* Problem requirements *
Take each line containing the word "Κύκλου" and copy it.

◆ ◆ ◆ ◆

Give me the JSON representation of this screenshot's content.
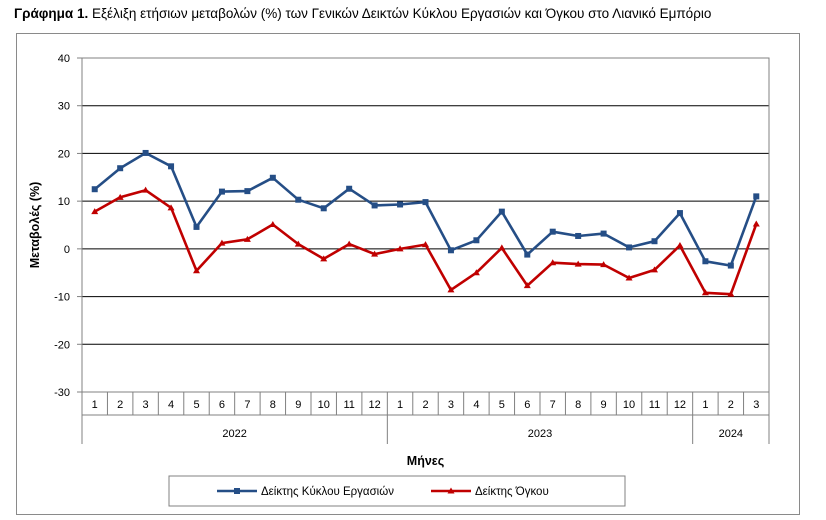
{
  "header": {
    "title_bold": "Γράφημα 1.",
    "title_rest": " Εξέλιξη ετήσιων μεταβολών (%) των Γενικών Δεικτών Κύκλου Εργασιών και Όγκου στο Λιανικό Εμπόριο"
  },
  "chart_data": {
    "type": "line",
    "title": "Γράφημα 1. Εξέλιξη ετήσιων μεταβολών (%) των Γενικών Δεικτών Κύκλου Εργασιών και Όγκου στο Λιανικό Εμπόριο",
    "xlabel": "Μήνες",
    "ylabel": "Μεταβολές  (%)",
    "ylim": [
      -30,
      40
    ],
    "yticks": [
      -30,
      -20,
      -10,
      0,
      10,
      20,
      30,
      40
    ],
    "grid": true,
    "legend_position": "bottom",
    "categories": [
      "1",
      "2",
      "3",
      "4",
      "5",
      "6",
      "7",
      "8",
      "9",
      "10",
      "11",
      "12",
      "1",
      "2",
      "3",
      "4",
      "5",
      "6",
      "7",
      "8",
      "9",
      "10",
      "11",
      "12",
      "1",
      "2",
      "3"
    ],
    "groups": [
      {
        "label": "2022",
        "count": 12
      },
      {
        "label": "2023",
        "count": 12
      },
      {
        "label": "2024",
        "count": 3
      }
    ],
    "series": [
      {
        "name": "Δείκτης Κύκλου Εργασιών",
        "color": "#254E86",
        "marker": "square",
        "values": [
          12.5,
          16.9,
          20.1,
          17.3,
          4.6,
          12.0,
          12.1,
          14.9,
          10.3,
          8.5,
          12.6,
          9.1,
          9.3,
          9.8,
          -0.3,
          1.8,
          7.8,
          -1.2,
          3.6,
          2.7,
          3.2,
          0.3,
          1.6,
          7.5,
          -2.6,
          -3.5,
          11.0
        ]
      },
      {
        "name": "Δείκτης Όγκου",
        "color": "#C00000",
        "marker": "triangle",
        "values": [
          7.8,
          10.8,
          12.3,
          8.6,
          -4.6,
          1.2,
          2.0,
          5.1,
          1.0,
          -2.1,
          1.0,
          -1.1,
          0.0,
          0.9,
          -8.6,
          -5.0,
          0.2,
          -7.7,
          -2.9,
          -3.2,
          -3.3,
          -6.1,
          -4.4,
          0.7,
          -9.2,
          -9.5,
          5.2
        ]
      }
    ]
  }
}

◆ ◆ ◆ ◆

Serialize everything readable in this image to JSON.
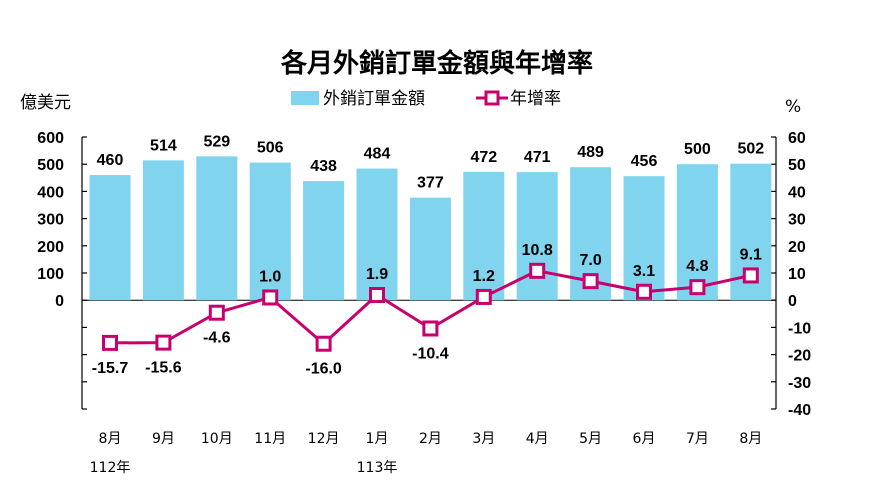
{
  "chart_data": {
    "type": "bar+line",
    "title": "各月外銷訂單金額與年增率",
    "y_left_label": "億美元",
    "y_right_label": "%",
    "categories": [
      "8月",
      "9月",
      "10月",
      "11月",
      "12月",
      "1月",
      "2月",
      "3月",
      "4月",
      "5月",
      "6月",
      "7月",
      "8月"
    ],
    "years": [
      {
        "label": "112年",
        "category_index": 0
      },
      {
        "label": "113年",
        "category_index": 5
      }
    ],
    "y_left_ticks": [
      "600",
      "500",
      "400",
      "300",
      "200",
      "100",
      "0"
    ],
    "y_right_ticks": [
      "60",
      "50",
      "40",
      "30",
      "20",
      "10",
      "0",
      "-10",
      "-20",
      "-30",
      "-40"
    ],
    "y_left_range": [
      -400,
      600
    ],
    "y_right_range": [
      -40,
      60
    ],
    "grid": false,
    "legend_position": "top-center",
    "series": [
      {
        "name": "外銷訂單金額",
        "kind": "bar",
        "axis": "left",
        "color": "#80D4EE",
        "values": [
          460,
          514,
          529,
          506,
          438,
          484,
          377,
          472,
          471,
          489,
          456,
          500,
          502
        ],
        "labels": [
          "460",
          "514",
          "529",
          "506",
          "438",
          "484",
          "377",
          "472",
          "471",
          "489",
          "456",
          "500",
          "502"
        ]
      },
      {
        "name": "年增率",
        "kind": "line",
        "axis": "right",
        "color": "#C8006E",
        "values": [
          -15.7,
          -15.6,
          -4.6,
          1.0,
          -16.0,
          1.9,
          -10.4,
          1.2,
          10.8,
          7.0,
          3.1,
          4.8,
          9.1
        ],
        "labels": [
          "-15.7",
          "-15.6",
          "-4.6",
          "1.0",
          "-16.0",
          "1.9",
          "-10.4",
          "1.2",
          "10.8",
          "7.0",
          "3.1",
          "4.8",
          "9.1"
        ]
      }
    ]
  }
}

◆ ◆ ◆ ◆

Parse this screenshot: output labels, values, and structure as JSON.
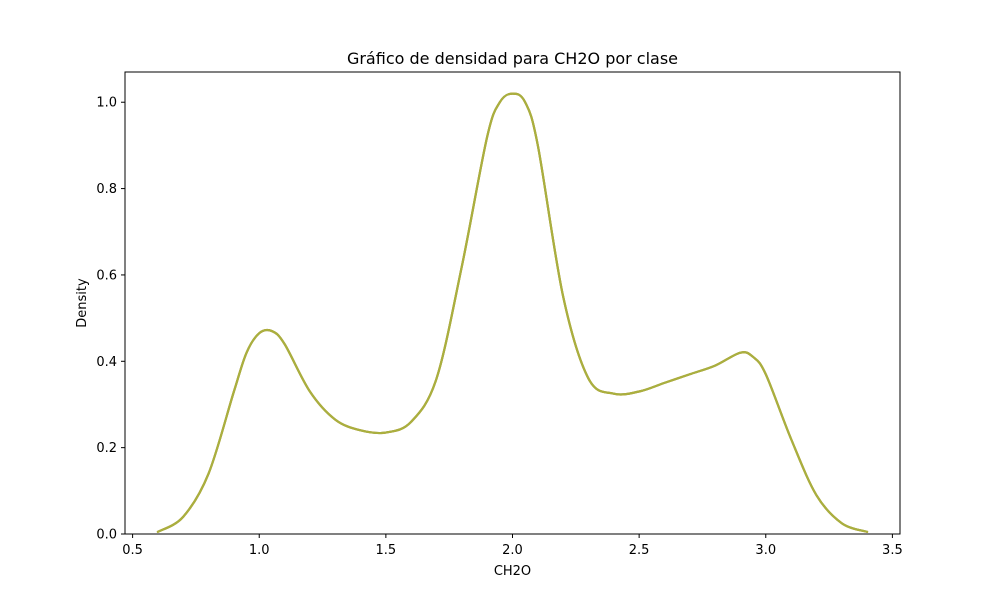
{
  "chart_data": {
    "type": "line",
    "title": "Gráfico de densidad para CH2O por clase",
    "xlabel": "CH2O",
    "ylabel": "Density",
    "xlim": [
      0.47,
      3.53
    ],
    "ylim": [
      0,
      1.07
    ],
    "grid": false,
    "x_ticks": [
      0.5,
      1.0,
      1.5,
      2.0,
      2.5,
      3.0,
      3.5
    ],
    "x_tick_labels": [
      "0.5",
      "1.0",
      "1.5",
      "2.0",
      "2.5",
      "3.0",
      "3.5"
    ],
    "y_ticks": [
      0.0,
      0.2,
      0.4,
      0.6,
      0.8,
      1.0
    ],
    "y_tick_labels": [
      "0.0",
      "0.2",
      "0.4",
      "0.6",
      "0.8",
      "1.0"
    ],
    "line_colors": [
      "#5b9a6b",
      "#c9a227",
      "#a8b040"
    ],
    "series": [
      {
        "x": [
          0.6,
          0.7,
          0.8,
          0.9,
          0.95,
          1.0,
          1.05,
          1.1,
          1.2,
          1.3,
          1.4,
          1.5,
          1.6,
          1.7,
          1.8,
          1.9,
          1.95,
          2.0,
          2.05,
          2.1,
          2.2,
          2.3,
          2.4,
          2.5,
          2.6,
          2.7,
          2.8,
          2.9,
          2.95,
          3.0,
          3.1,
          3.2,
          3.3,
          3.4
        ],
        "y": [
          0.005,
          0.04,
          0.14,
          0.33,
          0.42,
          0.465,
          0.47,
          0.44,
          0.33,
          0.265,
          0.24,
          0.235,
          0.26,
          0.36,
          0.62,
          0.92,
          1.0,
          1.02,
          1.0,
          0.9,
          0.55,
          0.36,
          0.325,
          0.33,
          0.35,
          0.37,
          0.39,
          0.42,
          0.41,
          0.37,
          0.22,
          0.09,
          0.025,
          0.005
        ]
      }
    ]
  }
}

◆ ◆ ◆ ◆

* Response below *
    "title_rest": " Εξέλιξη ετήσιων μεταβολών (%) των Γενικών Δεικτών Κύκλου Εργασιών και Όγκου στο Λιανικό Εμπόριο"
    "title": "Γράφημα 1. Εξέλιξη ετήσιων μεταβολών (%) των Γενικών Δεικτών Κύκλου Εργασιών και Όγκου στο Λιανικό Εμπόριο",
        "name": "Δείκτης Κύκλου Εργασιών",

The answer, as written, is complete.